Directions => Give a verbatim repeat of the lines that run from the line containing "What data populates" to the end of the data below.

Given records =>
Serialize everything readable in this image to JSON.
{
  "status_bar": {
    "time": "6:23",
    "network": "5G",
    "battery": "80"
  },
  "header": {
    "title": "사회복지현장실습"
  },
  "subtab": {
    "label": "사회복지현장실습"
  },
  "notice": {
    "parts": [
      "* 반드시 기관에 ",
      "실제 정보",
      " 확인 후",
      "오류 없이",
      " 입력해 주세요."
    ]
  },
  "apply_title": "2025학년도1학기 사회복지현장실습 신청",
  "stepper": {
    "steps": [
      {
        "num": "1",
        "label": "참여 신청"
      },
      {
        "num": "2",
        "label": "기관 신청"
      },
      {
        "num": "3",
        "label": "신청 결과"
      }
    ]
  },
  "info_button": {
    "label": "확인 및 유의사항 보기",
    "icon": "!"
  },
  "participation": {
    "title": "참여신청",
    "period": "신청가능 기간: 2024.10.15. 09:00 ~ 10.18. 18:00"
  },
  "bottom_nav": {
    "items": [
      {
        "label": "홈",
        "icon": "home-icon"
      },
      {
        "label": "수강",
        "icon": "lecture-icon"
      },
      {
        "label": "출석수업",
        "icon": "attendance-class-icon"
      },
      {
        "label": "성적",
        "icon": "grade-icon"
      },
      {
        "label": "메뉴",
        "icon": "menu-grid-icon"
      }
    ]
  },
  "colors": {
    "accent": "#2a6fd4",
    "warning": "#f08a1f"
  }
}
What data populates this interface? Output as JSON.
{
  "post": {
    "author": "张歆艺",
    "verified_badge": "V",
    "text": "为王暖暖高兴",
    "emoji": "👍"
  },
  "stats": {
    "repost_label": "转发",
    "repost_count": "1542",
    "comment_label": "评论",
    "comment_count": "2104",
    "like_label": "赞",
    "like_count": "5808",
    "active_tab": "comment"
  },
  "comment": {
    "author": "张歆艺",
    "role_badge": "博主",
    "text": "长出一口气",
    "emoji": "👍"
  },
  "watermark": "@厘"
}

Reply to the task =>
What data populates this interface? Output as JSON.
{
  "post": {
    "author": "张歆艺",
    "verified_badge": "V",
    "text": "为王暖暖高兴",
    "emoji": "👍"
  },
  "stats": {
    "repost_label": "转发",
    "repost_count": "1542",
    "comment_label": "评论",
    "comment_count": "2104",
    "like_label": "赞",
    "like_count": "5808",
    "active_tab": "comment"
  },
  "comment": {
    "author": "张歆艺",
    "role_badge": "博主",
    "text": "长出一口气",
    "emoji": "👍"
  },
  "watermark": "@厘"
}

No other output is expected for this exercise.